In the entries below, count each line holding the word "page". Answer with the total alone.
#### RECORDS SUPPLIED ####
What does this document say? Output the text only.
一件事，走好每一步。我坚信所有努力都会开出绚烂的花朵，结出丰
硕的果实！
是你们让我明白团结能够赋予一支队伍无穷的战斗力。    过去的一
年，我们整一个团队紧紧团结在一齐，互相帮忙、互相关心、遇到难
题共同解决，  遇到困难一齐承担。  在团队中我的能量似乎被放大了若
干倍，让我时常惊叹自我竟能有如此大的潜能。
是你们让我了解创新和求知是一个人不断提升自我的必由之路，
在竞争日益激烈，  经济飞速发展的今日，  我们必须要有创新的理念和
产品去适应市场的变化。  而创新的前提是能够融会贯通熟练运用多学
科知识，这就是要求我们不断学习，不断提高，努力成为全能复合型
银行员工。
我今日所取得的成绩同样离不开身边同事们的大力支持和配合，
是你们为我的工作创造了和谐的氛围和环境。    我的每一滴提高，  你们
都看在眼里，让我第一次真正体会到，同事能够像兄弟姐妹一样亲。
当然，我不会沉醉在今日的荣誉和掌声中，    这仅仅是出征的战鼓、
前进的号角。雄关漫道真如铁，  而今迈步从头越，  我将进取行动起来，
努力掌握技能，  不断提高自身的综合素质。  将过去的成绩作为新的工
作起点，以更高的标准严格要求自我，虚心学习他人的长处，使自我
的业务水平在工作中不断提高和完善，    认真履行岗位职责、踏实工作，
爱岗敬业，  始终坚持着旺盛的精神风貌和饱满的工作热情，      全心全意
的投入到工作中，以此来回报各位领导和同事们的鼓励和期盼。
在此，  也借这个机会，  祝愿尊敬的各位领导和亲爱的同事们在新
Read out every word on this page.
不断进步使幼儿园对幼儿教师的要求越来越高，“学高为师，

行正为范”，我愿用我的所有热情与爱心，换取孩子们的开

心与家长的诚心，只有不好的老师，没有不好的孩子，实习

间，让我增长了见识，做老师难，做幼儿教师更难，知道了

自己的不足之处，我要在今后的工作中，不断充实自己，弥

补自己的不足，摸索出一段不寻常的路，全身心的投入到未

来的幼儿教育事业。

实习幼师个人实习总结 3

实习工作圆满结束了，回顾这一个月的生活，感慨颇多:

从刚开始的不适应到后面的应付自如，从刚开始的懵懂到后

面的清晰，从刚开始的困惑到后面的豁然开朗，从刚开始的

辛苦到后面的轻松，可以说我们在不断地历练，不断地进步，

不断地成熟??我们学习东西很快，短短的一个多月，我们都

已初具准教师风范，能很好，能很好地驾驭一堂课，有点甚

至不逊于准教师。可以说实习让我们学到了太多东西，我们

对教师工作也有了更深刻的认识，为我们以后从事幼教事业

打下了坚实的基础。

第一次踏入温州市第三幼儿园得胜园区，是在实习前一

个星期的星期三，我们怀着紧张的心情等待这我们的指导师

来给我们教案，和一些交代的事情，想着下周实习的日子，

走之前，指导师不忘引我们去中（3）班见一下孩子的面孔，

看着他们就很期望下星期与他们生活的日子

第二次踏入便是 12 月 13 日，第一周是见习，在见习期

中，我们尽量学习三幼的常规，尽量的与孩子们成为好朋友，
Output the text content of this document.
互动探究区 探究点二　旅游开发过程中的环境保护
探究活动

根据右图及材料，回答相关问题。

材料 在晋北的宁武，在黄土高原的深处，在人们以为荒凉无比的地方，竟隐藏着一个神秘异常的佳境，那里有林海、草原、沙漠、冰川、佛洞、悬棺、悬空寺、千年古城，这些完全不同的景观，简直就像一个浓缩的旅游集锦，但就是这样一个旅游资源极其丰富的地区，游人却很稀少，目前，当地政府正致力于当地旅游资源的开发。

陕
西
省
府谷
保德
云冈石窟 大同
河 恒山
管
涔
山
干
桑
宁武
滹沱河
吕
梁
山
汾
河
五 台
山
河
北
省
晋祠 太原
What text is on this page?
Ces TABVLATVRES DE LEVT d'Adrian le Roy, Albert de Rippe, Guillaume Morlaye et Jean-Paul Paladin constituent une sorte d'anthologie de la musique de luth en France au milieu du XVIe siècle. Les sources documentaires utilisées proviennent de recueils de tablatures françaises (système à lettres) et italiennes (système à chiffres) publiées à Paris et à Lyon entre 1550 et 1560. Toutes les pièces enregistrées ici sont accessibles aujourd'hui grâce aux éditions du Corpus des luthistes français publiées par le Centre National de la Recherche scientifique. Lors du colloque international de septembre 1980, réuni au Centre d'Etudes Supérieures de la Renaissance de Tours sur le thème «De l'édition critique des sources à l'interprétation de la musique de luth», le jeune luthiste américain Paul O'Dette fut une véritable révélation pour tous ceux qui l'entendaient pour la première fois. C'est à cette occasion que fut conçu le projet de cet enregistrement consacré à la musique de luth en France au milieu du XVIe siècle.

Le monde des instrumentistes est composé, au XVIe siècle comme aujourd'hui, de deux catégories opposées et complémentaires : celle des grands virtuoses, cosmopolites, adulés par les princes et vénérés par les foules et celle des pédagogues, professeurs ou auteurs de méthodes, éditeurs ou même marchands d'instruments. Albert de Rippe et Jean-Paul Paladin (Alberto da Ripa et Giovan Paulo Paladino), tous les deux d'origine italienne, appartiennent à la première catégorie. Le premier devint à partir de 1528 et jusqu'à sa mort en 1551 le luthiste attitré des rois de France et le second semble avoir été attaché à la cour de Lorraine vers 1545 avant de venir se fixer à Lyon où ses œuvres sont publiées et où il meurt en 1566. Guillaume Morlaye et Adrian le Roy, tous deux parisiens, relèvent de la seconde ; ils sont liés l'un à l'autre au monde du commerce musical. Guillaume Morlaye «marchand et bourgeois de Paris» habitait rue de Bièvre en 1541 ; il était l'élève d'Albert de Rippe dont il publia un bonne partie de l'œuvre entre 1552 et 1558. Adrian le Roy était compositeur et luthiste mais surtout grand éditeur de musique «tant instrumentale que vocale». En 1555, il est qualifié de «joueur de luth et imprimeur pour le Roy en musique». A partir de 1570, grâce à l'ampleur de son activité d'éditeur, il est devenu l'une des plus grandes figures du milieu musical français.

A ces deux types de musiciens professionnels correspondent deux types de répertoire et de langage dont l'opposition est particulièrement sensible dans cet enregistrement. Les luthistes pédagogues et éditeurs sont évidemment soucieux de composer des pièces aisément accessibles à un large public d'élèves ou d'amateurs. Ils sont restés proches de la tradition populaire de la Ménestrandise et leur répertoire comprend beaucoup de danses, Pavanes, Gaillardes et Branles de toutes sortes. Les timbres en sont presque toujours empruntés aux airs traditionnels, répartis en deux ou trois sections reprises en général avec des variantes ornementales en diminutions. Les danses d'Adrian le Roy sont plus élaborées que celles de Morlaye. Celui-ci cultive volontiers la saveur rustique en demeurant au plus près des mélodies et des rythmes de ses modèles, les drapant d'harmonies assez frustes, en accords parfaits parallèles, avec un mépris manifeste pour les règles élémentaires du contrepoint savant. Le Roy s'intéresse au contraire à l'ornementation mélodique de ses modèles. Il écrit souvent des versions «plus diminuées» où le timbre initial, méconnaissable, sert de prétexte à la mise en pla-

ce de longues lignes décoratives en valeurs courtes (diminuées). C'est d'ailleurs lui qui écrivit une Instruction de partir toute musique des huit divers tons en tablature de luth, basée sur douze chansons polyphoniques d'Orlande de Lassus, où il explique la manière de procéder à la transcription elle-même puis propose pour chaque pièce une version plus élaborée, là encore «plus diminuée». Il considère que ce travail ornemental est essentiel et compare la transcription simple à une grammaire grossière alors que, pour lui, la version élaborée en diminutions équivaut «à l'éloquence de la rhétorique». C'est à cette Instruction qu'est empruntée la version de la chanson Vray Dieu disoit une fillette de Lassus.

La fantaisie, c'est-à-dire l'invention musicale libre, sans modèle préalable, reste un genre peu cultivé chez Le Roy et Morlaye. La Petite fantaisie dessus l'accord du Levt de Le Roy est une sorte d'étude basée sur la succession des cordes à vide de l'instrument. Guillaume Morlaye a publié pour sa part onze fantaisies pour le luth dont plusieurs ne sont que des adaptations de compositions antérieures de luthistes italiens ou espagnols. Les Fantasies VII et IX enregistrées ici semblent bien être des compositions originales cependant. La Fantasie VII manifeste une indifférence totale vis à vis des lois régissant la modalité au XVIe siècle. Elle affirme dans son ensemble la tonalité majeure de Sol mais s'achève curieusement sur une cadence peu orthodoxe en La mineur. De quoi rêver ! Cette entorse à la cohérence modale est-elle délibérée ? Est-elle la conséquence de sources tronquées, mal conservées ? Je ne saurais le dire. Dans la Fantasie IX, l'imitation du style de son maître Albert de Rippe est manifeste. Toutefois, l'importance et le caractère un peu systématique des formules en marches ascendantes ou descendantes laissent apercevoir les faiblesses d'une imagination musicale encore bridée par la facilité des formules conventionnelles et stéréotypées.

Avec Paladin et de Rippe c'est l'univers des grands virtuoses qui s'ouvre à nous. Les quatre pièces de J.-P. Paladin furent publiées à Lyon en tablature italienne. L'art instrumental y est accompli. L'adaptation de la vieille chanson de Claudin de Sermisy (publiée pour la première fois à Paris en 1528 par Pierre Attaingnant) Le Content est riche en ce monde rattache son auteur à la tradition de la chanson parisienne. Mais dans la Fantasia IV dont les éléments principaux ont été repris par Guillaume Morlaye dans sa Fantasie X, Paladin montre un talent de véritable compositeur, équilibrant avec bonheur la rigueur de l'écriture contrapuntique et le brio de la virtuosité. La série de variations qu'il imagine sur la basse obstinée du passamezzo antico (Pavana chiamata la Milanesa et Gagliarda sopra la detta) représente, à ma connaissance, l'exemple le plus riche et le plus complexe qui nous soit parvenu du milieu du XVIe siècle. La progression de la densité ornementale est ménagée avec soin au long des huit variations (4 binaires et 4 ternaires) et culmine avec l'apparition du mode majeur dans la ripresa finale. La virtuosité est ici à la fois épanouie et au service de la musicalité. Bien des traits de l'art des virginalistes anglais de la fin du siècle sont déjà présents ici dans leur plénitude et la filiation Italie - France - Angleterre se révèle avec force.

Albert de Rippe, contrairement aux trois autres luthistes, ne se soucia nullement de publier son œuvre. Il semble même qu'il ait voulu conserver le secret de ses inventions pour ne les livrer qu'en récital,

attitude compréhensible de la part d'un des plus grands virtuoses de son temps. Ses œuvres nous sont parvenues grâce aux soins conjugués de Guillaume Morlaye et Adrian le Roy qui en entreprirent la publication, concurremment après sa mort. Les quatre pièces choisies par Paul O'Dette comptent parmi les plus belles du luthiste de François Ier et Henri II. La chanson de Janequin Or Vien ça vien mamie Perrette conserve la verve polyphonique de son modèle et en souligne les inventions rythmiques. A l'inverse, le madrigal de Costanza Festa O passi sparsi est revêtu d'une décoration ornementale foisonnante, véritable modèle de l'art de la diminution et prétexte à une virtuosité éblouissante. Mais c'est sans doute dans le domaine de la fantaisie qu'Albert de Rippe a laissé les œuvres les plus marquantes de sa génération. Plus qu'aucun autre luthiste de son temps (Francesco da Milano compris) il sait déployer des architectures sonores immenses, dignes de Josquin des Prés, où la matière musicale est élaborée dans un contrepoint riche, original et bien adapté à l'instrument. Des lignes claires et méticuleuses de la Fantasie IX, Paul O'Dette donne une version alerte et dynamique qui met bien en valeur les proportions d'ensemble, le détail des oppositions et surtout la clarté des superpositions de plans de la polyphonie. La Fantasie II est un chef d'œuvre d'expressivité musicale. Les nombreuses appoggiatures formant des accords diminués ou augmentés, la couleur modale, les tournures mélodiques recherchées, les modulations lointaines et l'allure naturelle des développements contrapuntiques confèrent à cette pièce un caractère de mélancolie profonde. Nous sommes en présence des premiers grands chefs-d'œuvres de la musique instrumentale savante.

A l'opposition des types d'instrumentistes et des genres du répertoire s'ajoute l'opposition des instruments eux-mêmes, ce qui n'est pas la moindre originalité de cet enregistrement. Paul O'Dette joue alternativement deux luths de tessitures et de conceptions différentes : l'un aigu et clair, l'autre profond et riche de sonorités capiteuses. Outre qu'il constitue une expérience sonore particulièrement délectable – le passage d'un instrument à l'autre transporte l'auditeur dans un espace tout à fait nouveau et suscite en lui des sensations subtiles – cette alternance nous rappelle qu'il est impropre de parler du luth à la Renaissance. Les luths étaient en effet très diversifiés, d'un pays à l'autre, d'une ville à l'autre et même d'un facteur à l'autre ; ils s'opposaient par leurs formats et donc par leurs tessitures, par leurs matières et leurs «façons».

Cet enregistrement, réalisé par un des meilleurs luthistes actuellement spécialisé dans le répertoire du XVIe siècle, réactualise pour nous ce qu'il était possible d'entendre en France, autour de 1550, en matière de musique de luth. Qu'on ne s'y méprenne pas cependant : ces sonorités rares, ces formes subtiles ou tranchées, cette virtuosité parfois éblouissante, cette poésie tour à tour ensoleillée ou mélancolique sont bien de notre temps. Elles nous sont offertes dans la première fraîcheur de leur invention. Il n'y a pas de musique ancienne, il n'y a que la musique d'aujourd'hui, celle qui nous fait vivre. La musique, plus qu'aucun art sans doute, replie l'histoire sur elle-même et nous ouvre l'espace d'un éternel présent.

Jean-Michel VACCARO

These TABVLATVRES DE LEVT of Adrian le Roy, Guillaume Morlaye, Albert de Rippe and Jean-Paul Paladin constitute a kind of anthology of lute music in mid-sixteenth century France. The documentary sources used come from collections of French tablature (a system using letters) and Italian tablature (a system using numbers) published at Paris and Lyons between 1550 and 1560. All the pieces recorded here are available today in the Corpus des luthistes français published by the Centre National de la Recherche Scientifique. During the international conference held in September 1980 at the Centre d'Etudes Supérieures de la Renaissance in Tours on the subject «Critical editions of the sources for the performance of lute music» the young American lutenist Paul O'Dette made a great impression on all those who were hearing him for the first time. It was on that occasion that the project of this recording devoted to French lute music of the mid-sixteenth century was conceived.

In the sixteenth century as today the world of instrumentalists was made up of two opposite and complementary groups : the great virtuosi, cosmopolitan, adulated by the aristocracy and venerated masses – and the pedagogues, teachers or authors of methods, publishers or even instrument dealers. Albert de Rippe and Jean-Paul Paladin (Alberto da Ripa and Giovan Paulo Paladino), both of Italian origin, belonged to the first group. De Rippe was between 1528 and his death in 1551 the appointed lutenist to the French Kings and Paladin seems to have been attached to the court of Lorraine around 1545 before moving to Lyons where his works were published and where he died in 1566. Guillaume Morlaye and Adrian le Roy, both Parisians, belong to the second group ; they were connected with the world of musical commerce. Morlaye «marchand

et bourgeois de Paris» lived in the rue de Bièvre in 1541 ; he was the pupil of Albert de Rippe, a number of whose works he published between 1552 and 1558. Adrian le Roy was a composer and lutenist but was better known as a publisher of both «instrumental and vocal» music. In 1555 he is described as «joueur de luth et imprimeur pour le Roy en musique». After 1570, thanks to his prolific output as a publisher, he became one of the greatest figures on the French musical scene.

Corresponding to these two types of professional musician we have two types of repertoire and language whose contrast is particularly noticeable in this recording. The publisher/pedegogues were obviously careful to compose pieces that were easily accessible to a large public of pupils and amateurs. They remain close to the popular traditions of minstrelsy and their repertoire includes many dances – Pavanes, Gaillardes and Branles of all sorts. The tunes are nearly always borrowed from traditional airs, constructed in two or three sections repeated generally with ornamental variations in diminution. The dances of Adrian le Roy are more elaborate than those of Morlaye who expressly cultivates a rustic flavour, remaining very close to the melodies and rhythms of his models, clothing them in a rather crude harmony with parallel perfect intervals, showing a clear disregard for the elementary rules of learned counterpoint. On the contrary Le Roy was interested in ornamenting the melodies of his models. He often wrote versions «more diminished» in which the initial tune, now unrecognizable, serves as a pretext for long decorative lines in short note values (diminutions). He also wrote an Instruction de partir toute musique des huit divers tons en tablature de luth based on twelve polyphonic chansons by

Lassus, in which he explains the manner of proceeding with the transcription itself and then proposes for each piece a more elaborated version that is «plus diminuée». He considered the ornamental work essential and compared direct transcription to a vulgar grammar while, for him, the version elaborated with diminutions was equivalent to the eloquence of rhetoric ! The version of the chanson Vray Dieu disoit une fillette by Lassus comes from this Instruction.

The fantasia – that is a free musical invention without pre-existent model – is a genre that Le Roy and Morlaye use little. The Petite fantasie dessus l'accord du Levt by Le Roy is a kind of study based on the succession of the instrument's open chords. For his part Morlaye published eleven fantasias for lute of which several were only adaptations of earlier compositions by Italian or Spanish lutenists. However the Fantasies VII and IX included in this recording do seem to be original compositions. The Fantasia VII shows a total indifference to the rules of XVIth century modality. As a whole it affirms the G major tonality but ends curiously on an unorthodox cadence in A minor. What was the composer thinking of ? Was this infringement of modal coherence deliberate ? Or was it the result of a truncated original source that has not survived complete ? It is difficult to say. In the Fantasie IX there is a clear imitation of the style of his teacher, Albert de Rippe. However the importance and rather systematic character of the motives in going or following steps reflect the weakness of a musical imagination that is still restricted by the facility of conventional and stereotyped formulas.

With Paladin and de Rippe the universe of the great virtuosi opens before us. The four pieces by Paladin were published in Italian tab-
####
RIGHT ANSWER
2